[Dataset entries]

※

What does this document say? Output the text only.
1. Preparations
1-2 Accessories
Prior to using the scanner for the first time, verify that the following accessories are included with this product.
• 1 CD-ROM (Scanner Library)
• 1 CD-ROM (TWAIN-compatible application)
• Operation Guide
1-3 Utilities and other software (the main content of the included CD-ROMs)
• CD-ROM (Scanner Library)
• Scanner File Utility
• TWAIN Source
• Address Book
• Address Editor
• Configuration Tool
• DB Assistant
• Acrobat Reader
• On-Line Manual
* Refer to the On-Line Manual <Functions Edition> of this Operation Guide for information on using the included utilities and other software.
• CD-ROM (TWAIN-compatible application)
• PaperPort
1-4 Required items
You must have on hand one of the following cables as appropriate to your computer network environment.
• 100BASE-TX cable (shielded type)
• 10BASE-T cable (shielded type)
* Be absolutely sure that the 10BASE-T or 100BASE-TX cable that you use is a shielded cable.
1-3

※

AIM OF THE EXERCISE
Produce an exact copy of all the records.

SOLUTION TO THIS TASK
What does this document say? Output the text only.
1. Preparations
1-2 Accessories
Prior to using the scanner for the first time, verify that the following accessories are included with this product.
• 1 CD-ROM (Scanner Library)
• 1 CD-ROM (TWAIN-compatible application)
• Operation Guide
1-3 Utilities and other software (the main content of the included CD-ROMs)
• CD-ROM (Scanner Library)
• Scanner File Utility
• TWAIN Source
• Address Book
• Address Editor
• Configuration Tool
• DB Assistant
• Acrobat Reader
• On-Line Manual
* Refer to the On-Line Manual <Functions Edition> of this Operation Guide for information on using the included utilities and other software.
• CD-ROM (TWAIN-compatible application)
• PaperPort
1-4 Required items
You must have on hand one of the following cables as appropriate to your computer network environment.
• 100BASE-TX cable (shielded type)
• 10BASE-T cable (shielded type)
* Be absolutely sure that the 10BASE-T or 100BASE-TX cable that you use is a shielded cable.
1-3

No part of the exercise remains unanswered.